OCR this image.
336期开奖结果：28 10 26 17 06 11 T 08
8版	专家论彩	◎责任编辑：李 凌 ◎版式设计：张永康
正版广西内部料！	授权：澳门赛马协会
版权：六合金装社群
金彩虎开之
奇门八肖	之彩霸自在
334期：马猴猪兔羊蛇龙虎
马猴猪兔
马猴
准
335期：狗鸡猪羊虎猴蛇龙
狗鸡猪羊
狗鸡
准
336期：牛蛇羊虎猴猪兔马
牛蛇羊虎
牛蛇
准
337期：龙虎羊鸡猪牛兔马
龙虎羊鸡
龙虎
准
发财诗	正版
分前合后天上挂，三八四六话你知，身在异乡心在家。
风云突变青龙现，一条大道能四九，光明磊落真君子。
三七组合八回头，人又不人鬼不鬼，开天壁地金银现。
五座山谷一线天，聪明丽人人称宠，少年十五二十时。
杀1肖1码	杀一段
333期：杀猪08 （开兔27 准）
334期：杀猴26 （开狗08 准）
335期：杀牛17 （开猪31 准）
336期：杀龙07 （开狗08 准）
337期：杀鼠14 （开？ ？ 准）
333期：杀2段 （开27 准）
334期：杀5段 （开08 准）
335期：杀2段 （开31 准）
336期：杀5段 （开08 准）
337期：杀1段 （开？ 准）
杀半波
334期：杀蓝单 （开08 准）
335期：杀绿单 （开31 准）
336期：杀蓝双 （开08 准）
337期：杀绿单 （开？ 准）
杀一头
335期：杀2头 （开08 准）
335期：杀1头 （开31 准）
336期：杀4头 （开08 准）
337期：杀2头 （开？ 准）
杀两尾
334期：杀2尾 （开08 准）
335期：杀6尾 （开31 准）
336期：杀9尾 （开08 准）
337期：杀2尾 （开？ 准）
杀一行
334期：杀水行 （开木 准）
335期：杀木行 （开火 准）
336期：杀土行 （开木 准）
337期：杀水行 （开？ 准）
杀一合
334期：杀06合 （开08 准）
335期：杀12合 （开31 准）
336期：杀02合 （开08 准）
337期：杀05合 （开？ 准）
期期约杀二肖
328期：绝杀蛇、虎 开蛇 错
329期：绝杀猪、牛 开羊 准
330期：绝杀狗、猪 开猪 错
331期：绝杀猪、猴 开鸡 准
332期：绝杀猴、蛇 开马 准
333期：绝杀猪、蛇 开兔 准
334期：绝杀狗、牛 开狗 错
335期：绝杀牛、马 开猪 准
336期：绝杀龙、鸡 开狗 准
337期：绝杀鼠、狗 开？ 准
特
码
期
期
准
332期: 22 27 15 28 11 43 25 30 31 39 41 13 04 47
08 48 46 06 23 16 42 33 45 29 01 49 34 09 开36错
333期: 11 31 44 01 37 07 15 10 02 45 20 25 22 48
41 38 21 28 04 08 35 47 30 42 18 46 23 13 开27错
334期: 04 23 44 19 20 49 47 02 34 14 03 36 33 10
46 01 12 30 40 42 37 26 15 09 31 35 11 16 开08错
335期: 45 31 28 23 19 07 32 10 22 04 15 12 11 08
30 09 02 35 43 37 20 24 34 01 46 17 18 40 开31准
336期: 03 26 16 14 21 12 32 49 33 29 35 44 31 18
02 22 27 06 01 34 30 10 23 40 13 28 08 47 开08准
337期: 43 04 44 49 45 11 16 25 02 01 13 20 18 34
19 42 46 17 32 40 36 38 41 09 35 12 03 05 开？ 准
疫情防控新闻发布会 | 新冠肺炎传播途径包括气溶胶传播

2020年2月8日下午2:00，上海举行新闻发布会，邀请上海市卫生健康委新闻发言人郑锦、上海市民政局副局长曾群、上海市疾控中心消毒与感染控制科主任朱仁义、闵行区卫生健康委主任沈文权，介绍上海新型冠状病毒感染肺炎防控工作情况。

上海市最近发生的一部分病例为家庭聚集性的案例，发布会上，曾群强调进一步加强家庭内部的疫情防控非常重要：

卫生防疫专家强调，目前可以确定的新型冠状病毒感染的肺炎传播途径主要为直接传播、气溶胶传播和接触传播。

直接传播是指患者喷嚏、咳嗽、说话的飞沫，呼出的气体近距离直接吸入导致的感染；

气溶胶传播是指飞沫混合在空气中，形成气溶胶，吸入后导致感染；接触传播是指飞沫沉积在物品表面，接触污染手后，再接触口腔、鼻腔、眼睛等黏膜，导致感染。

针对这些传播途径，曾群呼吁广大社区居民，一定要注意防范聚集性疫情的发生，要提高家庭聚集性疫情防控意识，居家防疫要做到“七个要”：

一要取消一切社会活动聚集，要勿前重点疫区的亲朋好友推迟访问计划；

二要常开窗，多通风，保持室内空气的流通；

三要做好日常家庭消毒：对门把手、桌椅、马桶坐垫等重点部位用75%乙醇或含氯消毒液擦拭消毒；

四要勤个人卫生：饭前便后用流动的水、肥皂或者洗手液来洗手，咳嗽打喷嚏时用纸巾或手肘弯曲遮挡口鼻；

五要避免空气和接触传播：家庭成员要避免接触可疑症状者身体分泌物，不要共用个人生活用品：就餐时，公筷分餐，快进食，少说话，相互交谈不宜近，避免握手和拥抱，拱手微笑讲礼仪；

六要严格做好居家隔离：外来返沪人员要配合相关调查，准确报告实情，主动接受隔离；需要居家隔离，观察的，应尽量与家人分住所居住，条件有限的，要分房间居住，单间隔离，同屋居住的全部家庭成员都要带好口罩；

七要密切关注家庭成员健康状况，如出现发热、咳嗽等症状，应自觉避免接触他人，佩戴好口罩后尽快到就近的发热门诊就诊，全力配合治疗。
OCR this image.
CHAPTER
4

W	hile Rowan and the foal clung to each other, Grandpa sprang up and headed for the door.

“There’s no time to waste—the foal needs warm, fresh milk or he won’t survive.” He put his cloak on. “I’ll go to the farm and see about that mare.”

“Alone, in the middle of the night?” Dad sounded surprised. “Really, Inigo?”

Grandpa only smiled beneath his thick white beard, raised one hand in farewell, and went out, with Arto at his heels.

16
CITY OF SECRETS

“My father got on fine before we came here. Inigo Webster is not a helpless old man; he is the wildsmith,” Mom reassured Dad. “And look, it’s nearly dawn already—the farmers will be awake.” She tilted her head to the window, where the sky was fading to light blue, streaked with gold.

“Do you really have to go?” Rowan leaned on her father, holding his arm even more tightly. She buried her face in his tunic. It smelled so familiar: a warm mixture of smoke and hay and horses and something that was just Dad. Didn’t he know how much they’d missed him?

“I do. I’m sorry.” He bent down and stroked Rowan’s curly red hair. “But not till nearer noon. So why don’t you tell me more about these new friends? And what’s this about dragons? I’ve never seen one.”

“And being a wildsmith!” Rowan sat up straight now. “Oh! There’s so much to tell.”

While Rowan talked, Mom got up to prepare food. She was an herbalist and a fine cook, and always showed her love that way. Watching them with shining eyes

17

• Exercise requirements: Copy out every line in the entries above that holds "tell".

• Solution:
“I do. I’m sorry.” He bent down and stroked Rowan’s curly red hair. “But not till nearer noon. So why don’t you tell me more about these new friends? And what’s this about dragons? I’ve never seen one.”
“And being a wildsmith!” Rowan sat up straight now. “Oh! There’s so much to tell.”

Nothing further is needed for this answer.